Exercise aim -
Collect each line of the records containing the string "already".

Data lines -
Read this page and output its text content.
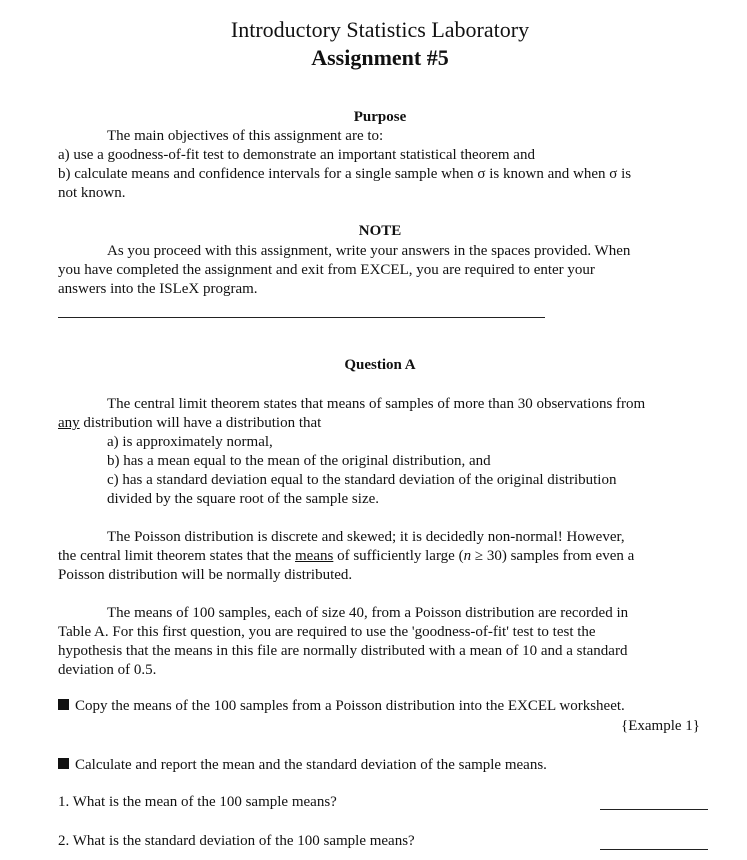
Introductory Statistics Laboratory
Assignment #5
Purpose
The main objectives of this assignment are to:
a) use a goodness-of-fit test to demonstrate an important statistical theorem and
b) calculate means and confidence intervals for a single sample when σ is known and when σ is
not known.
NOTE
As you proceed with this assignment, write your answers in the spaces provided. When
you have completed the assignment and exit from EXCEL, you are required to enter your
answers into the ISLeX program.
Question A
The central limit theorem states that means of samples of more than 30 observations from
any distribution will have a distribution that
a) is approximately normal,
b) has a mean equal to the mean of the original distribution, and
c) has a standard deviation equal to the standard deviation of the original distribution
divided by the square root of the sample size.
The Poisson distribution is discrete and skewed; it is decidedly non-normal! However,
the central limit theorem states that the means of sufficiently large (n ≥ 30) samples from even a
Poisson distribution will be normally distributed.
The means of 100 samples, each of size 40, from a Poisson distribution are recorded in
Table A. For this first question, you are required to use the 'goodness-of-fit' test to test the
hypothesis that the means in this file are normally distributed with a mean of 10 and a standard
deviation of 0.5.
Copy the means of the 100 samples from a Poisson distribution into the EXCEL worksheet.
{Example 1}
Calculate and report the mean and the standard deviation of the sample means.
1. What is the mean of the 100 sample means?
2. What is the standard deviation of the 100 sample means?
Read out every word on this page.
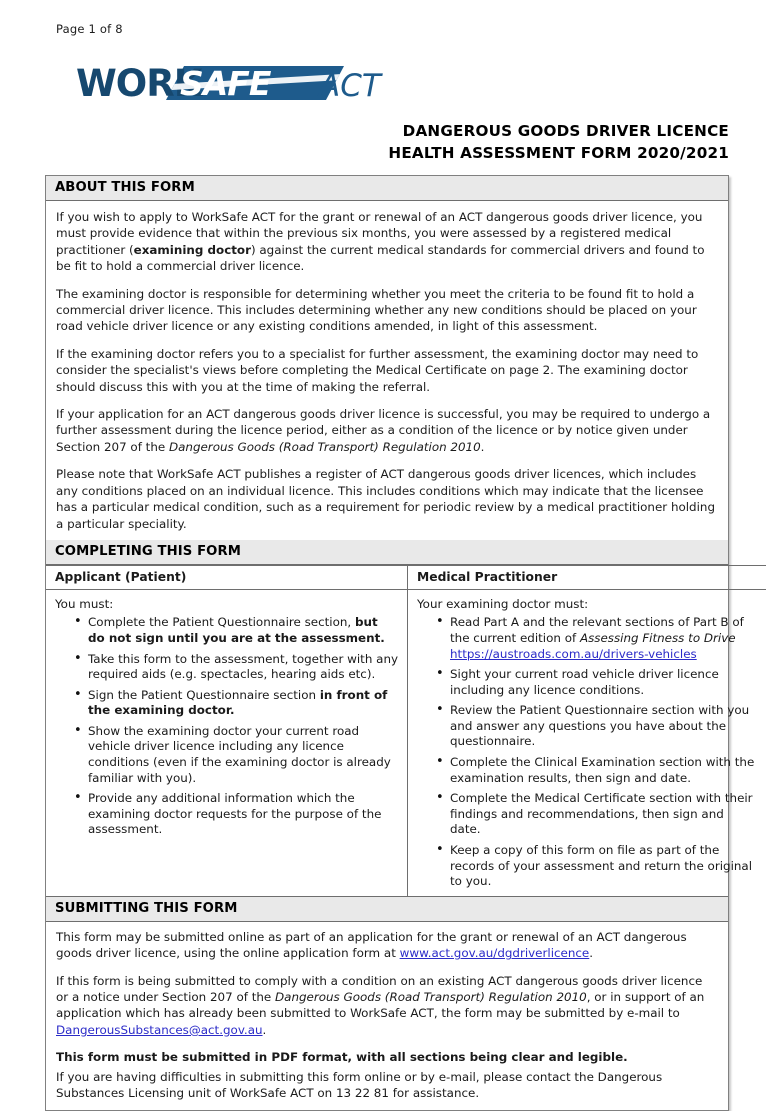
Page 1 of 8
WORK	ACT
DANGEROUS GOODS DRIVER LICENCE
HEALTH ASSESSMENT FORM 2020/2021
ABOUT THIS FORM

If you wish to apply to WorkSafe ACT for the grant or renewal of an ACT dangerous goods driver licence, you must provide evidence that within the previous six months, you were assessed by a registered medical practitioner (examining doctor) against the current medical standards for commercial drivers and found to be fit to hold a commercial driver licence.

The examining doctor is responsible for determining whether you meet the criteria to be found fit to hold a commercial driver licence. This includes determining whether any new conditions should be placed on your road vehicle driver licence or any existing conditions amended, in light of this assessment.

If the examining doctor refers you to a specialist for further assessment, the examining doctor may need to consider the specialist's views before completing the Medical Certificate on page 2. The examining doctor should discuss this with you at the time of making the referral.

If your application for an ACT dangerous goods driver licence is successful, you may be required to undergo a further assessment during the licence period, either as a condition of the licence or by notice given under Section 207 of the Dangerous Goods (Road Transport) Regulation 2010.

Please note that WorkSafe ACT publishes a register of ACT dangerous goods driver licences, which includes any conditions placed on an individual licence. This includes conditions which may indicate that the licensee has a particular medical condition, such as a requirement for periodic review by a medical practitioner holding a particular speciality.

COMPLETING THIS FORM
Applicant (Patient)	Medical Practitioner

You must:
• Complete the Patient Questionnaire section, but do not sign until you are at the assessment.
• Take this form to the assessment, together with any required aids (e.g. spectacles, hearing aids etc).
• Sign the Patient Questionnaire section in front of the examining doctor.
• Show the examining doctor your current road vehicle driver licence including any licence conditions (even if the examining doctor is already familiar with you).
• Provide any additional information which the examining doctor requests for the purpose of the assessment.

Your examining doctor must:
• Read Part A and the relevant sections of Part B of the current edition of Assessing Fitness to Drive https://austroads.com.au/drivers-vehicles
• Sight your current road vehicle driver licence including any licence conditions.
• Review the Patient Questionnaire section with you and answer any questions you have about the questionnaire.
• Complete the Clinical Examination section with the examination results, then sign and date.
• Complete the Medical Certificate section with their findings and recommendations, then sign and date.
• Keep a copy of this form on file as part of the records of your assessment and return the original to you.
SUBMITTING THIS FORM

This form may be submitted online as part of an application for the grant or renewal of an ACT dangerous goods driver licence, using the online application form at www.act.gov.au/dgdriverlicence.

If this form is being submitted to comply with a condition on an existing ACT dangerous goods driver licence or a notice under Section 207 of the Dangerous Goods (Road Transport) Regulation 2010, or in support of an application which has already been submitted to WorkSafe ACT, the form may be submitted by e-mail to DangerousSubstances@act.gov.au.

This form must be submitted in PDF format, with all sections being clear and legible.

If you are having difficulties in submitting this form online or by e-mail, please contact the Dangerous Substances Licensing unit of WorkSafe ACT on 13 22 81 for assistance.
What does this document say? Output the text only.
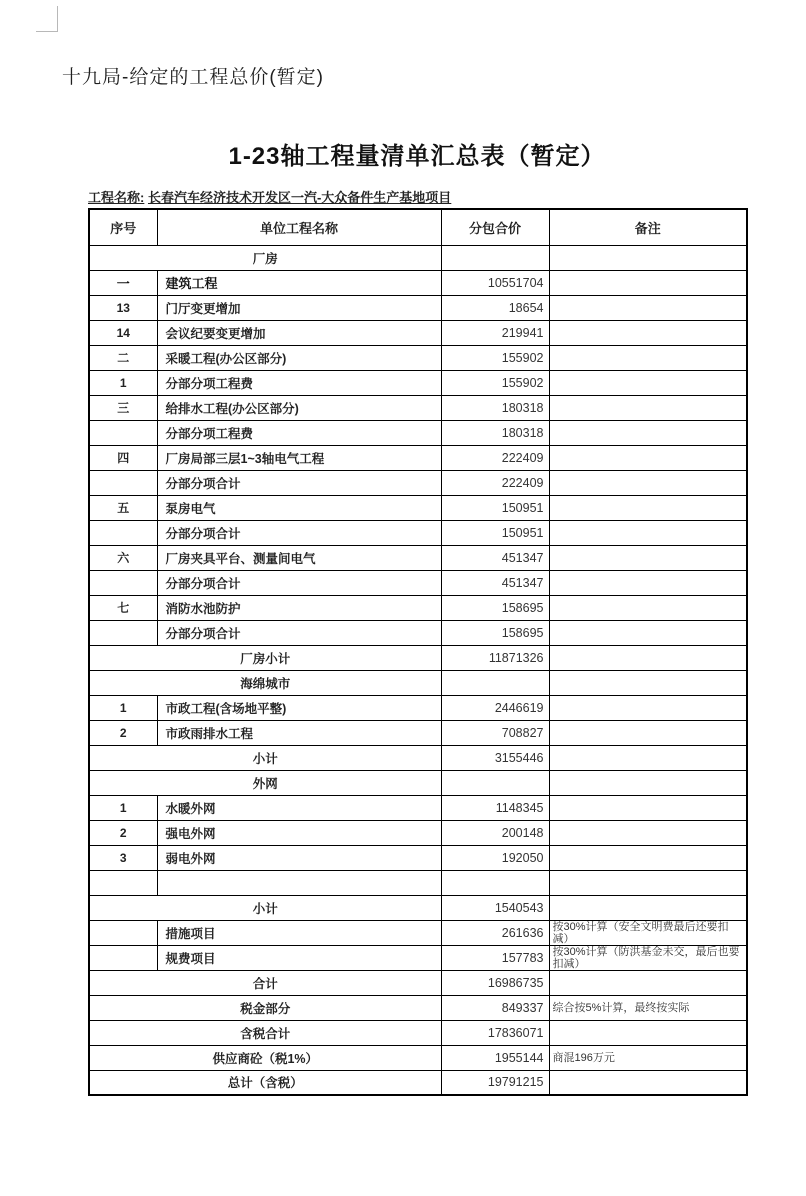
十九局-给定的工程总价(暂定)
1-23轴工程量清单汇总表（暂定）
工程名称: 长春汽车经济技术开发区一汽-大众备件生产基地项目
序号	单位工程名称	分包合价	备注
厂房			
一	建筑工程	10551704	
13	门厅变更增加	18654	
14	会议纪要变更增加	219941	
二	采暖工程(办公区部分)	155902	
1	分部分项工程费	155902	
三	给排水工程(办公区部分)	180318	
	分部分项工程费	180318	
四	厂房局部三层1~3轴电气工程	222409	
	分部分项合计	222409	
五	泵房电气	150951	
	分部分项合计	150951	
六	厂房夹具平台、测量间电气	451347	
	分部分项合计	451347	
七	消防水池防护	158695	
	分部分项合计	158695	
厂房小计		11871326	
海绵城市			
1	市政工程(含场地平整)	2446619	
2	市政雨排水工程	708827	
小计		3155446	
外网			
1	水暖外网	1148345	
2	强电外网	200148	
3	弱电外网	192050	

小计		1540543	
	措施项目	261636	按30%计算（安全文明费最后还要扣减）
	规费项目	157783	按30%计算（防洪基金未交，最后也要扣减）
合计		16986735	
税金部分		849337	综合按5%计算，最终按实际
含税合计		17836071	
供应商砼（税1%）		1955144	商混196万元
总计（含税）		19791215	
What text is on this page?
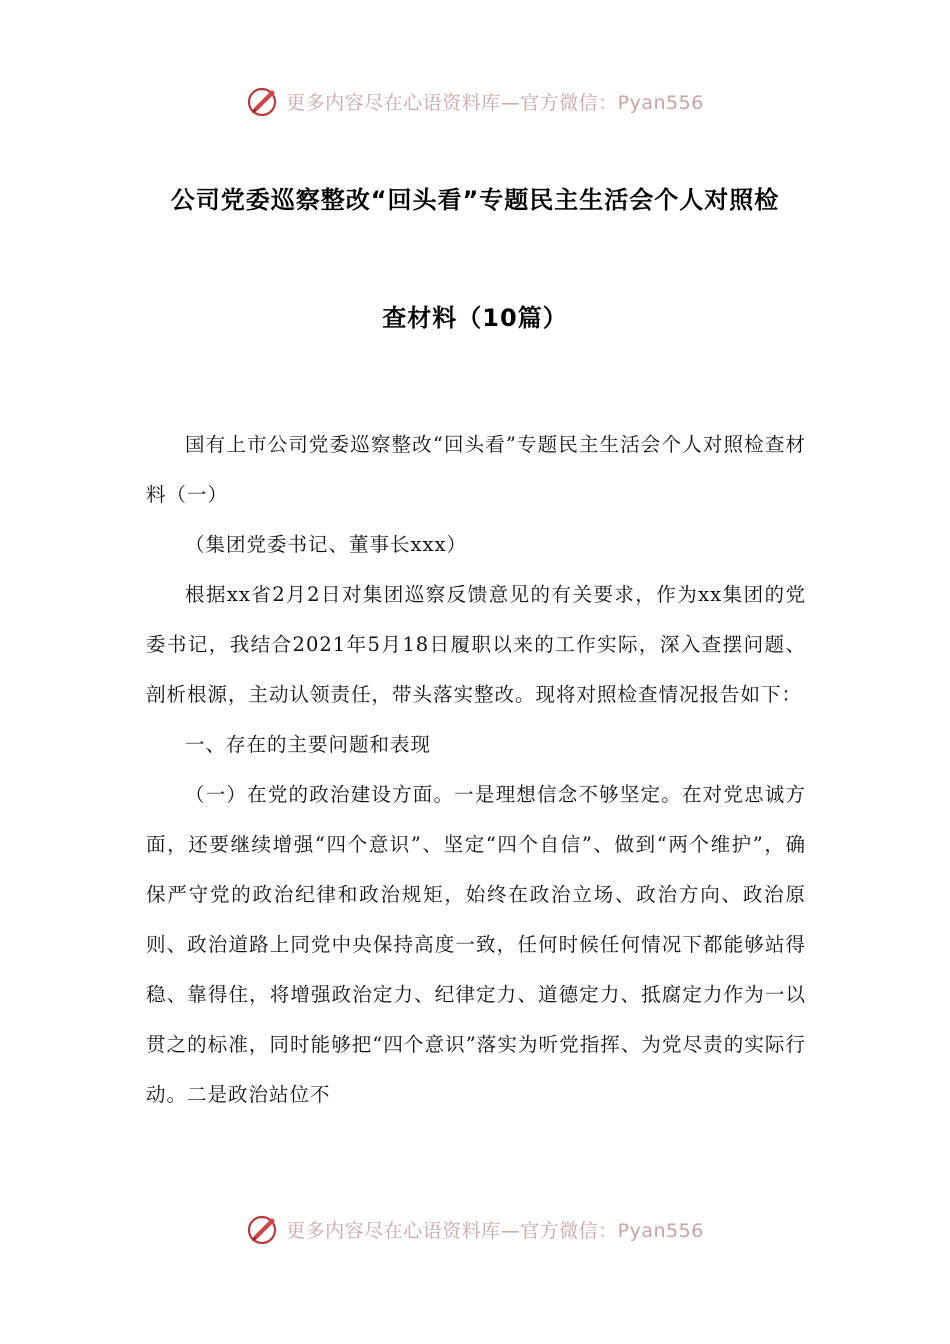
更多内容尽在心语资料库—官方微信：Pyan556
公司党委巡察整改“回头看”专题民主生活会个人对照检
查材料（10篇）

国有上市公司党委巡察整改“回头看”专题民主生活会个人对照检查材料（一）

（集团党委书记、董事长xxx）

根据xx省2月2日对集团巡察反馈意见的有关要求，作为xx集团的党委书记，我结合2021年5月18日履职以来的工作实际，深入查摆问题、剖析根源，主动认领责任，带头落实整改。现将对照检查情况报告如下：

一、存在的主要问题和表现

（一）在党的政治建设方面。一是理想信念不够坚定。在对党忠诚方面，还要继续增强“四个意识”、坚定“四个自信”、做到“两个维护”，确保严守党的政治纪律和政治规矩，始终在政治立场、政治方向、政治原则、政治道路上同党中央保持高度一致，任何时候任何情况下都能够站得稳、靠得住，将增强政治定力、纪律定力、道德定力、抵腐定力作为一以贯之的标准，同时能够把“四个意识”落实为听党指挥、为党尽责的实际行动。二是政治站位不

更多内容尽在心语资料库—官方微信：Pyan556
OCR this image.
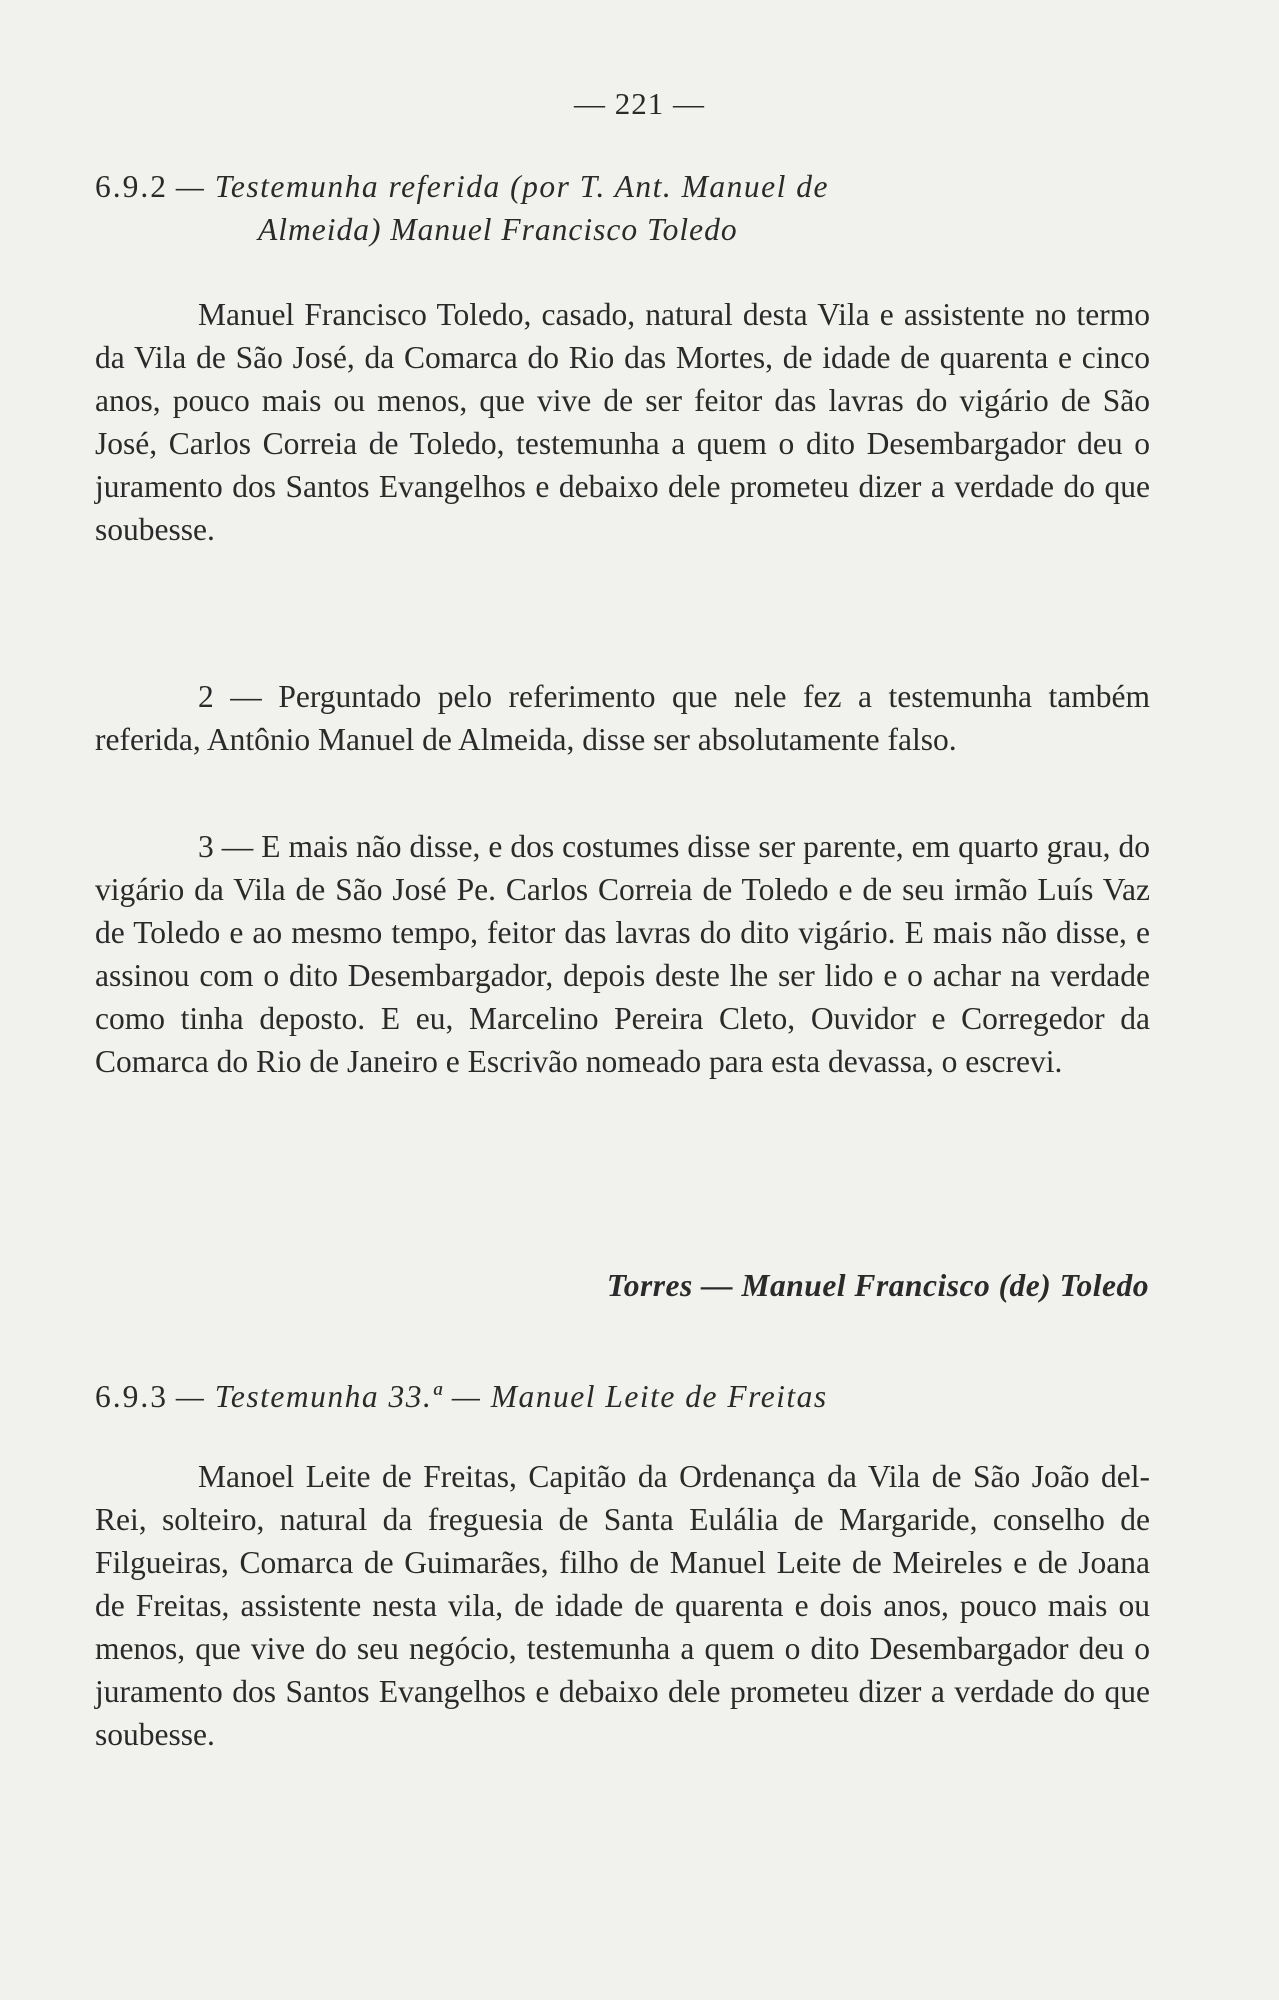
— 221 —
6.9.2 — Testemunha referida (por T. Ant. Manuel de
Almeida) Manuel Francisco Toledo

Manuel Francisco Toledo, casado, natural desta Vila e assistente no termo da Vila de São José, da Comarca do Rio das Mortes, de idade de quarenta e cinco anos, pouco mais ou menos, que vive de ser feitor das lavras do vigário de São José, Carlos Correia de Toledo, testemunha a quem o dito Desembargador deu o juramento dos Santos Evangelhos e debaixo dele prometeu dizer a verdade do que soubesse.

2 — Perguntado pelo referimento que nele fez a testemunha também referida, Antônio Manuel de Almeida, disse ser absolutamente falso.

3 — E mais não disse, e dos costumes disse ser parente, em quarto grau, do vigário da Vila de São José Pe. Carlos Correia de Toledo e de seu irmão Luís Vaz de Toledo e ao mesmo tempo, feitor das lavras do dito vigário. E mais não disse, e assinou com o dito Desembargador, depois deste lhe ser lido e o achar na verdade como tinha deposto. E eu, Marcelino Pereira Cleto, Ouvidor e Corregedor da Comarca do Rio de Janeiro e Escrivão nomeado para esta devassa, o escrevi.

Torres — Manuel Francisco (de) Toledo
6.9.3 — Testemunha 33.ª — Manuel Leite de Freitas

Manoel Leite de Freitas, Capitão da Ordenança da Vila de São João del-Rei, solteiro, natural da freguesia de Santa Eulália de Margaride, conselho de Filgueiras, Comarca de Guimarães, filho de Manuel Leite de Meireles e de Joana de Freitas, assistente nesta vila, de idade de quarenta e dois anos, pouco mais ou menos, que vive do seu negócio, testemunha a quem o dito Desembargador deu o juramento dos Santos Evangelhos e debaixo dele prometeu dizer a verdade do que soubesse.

Output of the exercise -
• Show the examining doctor your current road vehicle driver licence including any licence conditions (even if the examining doctor is already familiar with you).
If this form is being submitted to comply with a condition on an existing ACT dangerous goods driver licence or a notice under Section 207 of the Dangerous Goods (Road Transport) Regulation 2010, or in support of an application which has already been submitted to WorkSafe ACT, the form may be submitted by e-mail to DangerousSubstances@act.gov.au.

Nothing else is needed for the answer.